» What to work on
The data must be returned in full and exactly as given.

» Data entries
________________________

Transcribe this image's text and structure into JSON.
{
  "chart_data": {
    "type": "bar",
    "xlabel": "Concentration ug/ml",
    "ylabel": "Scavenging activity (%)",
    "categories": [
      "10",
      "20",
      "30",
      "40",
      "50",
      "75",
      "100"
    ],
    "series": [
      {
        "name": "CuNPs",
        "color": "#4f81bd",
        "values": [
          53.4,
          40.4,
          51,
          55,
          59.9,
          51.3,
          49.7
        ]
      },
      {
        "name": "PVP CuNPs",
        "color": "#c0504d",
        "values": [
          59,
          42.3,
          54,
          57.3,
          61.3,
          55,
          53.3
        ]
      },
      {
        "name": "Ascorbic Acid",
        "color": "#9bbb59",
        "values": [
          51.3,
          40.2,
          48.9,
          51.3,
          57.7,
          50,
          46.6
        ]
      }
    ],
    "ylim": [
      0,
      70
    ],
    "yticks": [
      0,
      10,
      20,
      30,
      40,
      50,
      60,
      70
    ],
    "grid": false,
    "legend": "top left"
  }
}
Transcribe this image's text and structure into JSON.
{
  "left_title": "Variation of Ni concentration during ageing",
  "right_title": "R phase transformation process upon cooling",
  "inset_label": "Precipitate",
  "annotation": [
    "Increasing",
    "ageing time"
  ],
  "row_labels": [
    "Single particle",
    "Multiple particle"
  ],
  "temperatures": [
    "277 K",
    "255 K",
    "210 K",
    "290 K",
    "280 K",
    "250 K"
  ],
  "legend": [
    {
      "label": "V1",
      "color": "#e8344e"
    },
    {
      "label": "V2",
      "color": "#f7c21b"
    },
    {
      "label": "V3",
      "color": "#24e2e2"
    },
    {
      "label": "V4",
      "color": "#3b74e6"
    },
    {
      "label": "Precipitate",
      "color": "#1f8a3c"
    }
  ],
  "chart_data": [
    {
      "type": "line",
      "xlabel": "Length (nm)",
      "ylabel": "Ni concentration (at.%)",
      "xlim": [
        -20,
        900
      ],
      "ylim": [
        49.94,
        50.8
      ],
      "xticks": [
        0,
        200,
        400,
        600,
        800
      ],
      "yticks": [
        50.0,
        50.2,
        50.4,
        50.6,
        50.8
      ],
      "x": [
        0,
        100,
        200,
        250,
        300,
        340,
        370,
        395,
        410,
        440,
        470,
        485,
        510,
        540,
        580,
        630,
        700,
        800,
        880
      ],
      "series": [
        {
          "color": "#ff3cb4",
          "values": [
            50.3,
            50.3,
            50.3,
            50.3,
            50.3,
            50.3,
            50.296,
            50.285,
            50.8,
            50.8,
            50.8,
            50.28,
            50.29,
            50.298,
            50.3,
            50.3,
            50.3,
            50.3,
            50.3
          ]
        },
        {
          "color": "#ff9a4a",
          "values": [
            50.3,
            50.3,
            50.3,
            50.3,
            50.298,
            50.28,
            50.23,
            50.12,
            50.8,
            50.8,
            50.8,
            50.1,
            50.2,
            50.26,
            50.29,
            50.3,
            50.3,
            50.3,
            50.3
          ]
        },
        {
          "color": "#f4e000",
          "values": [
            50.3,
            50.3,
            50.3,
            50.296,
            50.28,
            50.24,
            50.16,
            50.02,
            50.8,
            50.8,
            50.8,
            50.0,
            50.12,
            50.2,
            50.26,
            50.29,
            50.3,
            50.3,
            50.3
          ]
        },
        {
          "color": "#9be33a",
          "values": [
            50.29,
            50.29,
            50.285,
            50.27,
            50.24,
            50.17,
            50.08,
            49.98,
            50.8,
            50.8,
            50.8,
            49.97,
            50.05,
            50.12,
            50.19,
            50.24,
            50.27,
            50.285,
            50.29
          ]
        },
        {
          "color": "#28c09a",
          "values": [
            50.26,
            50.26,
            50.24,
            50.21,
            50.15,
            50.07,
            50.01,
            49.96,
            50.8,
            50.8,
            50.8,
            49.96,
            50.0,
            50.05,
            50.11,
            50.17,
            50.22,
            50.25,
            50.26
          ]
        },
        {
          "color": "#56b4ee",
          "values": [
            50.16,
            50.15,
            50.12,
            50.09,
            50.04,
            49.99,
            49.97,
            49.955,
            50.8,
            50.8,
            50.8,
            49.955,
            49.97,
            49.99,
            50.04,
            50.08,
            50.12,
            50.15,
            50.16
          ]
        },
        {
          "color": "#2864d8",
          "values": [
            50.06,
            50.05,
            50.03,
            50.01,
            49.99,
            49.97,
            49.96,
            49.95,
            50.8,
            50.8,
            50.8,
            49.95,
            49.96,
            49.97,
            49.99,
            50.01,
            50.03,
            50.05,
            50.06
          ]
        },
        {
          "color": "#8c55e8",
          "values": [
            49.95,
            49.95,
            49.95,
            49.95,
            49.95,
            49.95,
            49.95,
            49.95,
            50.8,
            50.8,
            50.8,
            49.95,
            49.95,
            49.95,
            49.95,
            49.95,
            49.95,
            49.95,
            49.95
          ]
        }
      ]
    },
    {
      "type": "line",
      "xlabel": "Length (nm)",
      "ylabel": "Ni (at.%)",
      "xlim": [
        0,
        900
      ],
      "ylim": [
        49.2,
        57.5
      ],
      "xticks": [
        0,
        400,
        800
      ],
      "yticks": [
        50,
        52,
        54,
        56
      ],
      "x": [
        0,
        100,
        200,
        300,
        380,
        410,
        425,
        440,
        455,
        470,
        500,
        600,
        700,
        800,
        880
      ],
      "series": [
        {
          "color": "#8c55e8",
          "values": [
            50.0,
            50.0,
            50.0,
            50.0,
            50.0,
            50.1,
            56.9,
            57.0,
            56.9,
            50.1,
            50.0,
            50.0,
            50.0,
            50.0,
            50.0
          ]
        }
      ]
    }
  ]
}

________________________

» Complete response
Transcribe this image's text and structure into JSON.
{
  "chart_data": {
    "type": "bar",
    "xlabel": "Concentration ug/ml",
    "ylabel": "Scavenging activity (%)",
    "categories": [
      "10",
      "20",
      "30",
      "40",
      "50",
      "75",
      "100"
    ],
    "series": [
      {
        "name": "CuNPs",
        "color": "#4f81bd",
        "values": [
          53.4,
          40.4,
          51,
          55,
          59.9,
          51.3,
          49.7
        ]
      },
      {
        "name": "PVP CuNPs",
        "color": "#c0504d",
        "values": [
          59,
          42.3,
          54,
          57.3,
          61.3,
          55,
          53.3
        ]
      },
      {
        "name": "Ascorbic Acid",
        "color": "#9bbb59",
        "values": [
          51.3,
          40.2,
          48.9,
          51.3,
          57.7,
          50,
          46.6
        ]
      }
    ],
    "ylim": [
      0,
      70
    ],
    "yticks": [
      0,
      10,
      20,
      30,
      40,
      50,
      60,
      70
    ],
    "grid": false,
    "legend": "top left"
  }
}
Transcribe this image's text and structure into JSON.
{
  "left_title": "Variation of Ni concentration during ageing",
  "right_title": "R phase transformation process upon cooling",
  "inset_label": "Precipitate",
  "annotation": [
    "Increasing",
    "ageing time"
  ],
  "row_labels": [
    "Single particle",
    "Multiple particle"
  ],
  "temperatures": [
    "277 K",
    "255 K",
    "210 K",
    "290 K",
    "280 K",
    "250 K"
  ],
  "legend": [
    {
      "label": "V1",
      "color": "#e8344e"
    },
    {
      "label": "V2",
      "color": "#f7c21b"
    },
    {
      "label": "V3",
      "color": "#24e2e2"
    },
    {
      "label": "V4",
      "color": "#3b74e6"
    },
    {
      "label": "Precipitate",
      "color": "#1f8a3c"
    }
  ],
  "chart_data": [
    {
      "type": "line",
      "xlabel": "Length (nm)",
      "ylabel": "Ni concentration (at.%)",
      "xlim": [
        -20,
        900
      ],
      "ylim": [
        49.94,
        50.8
      ],
      "xticks": [
        0,
        200,
        400,
        600,
        800
      ],
      "yticks": [
        50.0,
        50.2,
        50.4,
        50.6,
        50.8
      ],
      "x": [
        0,
        100,
        200,
        250,
        300,
        340,
        370,
        395,
        410,
        440,
        470,
        485,
        510,
        540,
        580,
        630,
        700,
        800,
        880
      ],
      "series": [
        {
          "color": "#ff3cb4",
          "values": [
            50.3,
            50.3,
            50.3,
            50.3,
            50.3,
            50.3,
            50.296,
            50.285,
            50.8,
            50.8,
            50.8,
            50.28,
            50.29,
            50.298,
            50.3,
            50.3,
            50.3,
            50.3,
            50.3
          ]
        },
        {
          "color": "#ff9a4a",
          "values": [
            50.3,
            50.3,
            50.3,
            50.3,
            50.298,
            50.28,
            50.23,
            50.12,
            50.8,
            50.8,
            50.8,
            50.1,
            50.2,
            50.26,
            50.29,
            50.3,
            50.3,
            50.3,
            50.3
          ]
        },
        {
          "color": "#f4e000",
          "values": [
            50.3,
            50.3,
            50.3,
            50.296,
            50.28,
            50.24,
            50.16,
            50.02,
            50.8,
            50.8,
            50.8,
            50.0,
            50.12,
            50.2,
            50.26,
            50.29,
            50.3,
            50.3,
            50.3
          ]
        },
        {
          "color": "#9be33a",
          "values": [
            50.29,
            50.29,
            50.285,
            50.27,
            50.24,
            50.17,
            50.08,
            49.98,
            50.8,
            50.8,
            50.8,
            49.97,
            50.05,
            50.12,
            50.19,
            50.24,
            50.27,
            50.285,
            50.29
          ]
        },
        {
          "color": "#28c09a",
          "values": [
            50.26,
            50.26,
            50.24,
            50.21,
            50.15,
            50.07,
            50.01,
            49.96,
            50.8,
            50.8,
            50.8,
            49.96,
            50.0,
            50.05,
            50.11,
            50.17,
            50.22,
            50.25,
            50.26
          ]
        },
        {
          "color": "#56b4ee",
          "values": [
            50.16,
            50.15,
            50.12,
            50.09,
            50.04,
            49.99,
            49.97,
            49.955,
            50.8,
            50.8,
            50.8,
            49.955,
            49.97,
            49.99,
            50.04,
            50.08,
            50.12,
            50.15,
            50.16
          ]
        },
        {
          "color": "#2864d8",
          "values": [
            50.06,
            50.05,
            50.03,
            50.01,
            49.99,
            49.97,
            49.96,
            49.95,
            50.8,
            50.8,
            50.8,
            49.95,
            49.96,
            49.97,
            49.99,
            50.01,
            50.03,
            50.05,
            50.06
          ]
        },
        {
          "color": "#8c55e8",
          "values": [
            49.95,
            49.95,
            49.95,
            49.95,
            49.95,
            49.95,
            49.95,
            49.95,
            50.8,
            50.8,
            50.8,
            49.95,
            49.95,
            49.95,
            49.95,
            49.95,
            49.95,
            49.95,
            49.95
          ]
        }
      ]
    },
    {
      "type": "line",
      "xlabel": "Length (nm)",
      "ylabel": "Ni (at.%)",
      "xlim": [
        0,
        900
      ],
      "ylim": [
        49.2,
        57.5
      ],
      "xticks": [
        0,
        400,
        800
      ],
      "yticks": [
        50,
        52,
        54,
        56
      ],
      "x": [
        0,
        100,
        200,
        300,
        380,
        410,
        425,
        440,
        455,
        470,
        500,
        600,
        700,
        800,
        880
      ],
      "series": [
        {
          "color": "#8c55e8",
          "values": [
            50.0,
            50.0,
            50.0,
            50.0,
            50.0,
            50.1,
            56.9,
            57.0,
            56.9,
            50.1,
            50.0,
            50.0,
            50.0,
            50.0,
            50.0
          ]
        }
      ]
    }
  ]
}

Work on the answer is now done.